** Start DATA IN THIS EXERCISE **
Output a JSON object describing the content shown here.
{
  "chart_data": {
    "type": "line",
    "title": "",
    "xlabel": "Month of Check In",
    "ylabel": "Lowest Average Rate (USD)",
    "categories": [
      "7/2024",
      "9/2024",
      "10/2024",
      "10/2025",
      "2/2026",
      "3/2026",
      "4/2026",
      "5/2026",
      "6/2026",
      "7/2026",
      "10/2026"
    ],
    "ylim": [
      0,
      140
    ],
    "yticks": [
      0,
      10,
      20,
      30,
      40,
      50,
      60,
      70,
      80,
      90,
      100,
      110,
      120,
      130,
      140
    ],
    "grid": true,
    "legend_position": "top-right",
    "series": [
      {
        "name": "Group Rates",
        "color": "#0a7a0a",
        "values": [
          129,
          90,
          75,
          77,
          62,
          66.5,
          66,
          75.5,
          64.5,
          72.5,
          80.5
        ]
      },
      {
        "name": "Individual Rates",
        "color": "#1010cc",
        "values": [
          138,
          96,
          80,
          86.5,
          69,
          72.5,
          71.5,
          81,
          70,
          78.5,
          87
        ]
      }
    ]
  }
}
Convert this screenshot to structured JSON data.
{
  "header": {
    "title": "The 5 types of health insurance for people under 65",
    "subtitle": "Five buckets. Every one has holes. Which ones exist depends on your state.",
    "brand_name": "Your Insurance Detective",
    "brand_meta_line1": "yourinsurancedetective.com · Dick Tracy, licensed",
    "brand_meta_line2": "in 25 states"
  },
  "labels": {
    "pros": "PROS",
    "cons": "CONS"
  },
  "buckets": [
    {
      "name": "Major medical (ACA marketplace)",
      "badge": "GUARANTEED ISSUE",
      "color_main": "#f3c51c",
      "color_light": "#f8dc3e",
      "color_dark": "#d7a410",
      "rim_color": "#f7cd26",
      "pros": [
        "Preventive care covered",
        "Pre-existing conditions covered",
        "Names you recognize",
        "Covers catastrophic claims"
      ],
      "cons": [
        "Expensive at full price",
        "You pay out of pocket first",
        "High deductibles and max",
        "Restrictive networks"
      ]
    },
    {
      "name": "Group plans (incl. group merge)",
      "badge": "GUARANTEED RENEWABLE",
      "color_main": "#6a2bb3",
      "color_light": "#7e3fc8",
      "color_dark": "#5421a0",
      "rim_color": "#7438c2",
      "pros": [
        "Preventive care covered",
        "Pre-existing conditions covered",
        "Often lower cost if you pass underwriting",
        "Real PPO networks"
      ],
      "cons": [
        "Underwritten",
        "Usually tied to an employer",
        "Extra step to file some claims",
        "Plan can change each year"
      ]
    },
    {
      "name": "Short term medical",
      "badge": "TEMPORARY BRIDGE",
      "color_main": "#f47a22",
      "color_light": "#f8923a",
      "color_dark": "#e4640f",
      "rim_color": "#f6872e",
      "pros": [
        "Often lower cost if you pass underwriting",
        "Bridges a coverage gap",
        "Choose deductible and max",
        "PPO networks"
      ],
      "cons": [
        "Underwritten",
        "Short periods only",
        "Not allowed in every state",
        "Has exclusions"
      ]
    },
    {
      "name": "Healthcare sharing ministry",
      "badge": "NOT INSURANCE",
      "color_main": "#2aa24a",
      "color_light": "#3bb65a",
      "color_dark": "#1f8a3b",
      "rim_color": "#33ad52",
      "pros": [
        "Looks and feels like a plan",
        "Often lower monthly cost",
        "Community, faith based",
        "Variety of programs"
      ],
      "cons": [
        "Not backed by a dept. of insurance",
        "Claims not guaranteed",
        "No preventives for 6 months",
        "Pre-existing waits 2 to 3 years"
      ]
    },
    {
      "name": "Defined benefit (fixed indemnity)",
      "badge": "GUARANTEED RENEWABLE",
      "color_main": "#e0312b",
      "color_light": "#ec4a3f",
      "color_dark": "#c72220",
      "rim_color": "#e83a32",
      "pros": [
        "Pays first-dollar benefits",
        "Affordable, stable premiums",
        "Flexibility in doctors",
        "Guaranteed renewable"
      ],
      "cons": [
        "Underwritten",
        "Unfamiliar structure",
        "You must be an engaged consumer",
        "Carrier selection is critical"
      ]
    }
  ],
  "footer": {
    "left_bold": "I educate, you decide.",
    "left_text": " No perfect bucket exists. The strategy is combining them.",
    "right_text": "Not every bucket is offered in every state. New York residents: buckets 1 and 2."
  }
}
** End DATA IN THIS EXERCISE **
AIM OF THE EXERCISE
Examine the records and pull out every line where the string "networks" occurs.

THE ANSWER
        "Restrictive networks"
        "Real PPO networks"
        "PPO networks"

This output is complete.